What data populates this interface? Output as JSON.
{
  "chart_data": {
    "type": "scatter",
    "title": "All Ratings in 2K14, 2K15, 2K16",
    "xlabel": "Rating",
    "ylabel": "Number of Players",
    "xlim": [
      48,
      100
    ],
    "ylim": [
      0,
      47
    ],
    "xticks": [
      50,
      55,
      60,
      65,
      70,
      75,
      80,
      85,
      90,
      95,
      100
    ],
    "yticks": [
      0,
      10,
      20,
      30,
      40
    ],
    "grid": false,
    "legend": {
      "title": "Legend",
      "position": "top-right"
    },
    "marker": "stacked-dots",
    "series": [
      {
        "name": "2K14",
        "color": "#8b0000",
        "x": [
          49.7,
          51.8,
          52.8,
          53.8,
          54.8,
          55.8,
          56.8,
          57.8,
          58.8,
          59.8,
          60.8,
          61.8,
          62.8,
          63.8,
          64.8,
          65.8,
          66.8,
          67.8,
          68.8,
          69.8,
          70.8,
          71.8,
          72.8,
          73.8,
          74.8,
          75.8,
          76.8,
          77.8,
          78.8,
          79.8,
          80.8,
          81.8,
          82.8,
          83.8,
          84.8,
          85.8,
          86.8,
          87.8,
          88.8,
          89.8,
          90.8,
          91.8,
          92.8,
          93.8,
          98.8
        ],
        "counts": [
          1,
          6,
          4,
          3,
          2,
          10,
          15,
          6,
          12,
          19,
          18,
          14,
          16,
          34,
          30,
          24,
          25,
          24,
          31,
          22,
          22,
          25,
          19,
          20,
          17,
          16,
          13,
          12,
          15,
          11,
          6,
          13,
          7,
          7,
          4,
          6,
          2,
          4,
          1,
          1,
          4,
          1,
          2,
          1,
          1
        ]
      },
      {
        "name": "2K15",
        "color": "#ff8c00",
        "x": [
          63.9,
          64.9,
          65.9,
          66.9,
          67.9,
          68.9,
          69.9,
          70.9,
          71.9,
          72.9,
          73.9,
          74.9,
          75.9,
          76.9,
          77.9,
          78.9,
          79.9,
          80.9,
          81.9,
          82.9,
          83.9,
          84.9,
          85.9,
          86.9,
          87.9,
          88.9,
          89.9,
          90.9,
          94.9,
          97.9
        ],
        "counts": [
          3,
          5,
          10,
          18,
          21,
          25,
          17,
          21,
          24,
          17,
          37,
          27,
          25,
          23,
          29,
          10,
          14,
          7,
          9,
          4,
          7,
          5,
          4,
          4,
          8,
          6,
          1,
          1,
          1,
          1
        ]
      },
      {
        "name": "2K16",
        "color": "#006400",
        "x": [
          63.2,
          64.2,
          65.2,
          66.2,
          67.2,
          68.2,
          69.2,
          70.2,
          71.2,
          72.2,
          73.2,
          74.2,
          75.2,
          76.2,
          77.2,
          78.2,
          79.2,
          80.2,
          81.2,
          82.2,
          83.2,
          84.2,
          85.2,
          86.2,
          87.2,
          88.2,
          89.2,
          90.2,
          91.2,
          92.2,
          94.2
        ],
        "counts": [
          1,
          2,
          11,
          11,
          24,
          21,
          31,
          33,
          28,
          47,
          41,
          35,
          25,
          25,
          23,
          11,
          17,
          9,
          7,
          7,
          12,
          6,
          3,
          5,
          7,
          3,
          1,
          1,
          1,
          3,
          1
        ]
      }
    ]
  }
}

* * *

▸ **Exercise requirements**: Print the records above in full, exactly.

▸ **Right answer**:
What data populates this interface? Output as JSON.
{
  "chart_data": {
    "type": "scatter",
    "title": "All Ratings in 2K14, 2K15, 2K16",
    "xlabel": "Rating",
    "ylabel": "Number of Players",
    "xlim": [
      48,
      100
    ],
    "ylim": [
      0,
      47
    ],
    "xticks": [
      50,
      55,
      60,
      65,
      70,
      75,
      80,
      85,
      90,
      95,
      100
    ],
    "yticks": [
      0,
      10,
      20,
      30,
      40
    ],
    "grid": false,
    "legend": {
      "title": "Legend",
      "position": "top-right"
    },
    "marker": "stacked-dots",
    "series": [
      {
        "name": "2K14",
        "color": "#8b0000",
        "x": [
          49.7,
          51.8,
          52.8,
          53.8,
          54.8,
          55.8,
          56.8,
          57.8,
          58.8,
          59.8,
          60.8,
          61.8,
          62.8,
          63.8,
          64.8,
          65.8,
          66.8,
          67.8,
          68.8,
          69.8,
          70.8,
          71.8,
          72.8,
          73.8,
          74.8,
          75.8,
          76.8,
          77.8,
          78.8,
          79.8,
          80.8,
          81.8,
          82.8,
          83.8,
          84.8,
          85.8,
          86.8,
          87.8,
          88.8,
          89.8,
          90.8,
          91.8,
          92.8,
          93.8,
          98.8
        ],
        "counts": [
          1,
          6,
          4,
          3,
          2,
          10,
          15,
          6,
          12,
          19,
          18,
          14,
          16,
          34,
          30,
          24,
          25,
          24,
          31,
          22,
          22,
          25,
          19,
          20,
          17,
          16,
          13,
          12,
          15,
          11,
          6,
          13,
          7,
          7,
          4,
          6,
          2,
          4,
          1,
          1,
          4,
          1,
          2,
          1,
          1
        ]
      },
      {
        "name": "2K15",
        "color": "#ff8c00",
        "x": [
          63.9,
          64.9,
          65.9,
          66.9,
          67.9,
          68.9,
          69.9,
          70.9,
          71.9,
          72.9,
          73.9,
          74.9,
          75.9,
          76.9,
          77.9,
          78.9,
          79.9,
          80.9,
          81.9,
          82.9,
          83.9,
          84.9,
          85.9,
          86.9,
          87.9,
          88.9,
          89.9,
          90.9,
          94.9,
          97.9
        ],
        "counts": [
          3,
          5,
          10,
          18,
          21,
          25,
          17,
          21,
          24,
          17,
          37,
          27,
          25,
          23,
          29,
          10,
          14,
          7,
          9,
          4,
          7,
          5,
          4,
          4,
          8,
          6,
          1,
          1,
          1,
          1
        ]
      },
      {
        "name": "2K16",
        "color": "#006400",
        "x": [
          63.2,
          64.2,
          65.2,
          66.2,
          67.2,
          68.2,
          69.2,
          70.2,
          71.2,
          72.2,
          73.2,
          74.2,
          75.2,
          76.2,
          77.2,
          78.2,
          79.2,
          80.2,
          81.2,
          82.2,
          83.2,
          84.2,
          85.2,
          86.2,
          87.2,
          88.2,
          89.2,
          90.2,
          91.2,
          92.2,
          94.2
        ],
        "counts": [
          1,
          2,
          11,
          11,
          24,
          21,
          31,
          33,
          28,
          47,
          41,
          35,
          25,
          25,
          23,
          11,
          17,
          9,
          7,
          7,
          12,
          6,
          3,
          5,
          7,
          3,
          1,
          1,
          1,
          3,
          1
        ]
      }
    ]
  }
}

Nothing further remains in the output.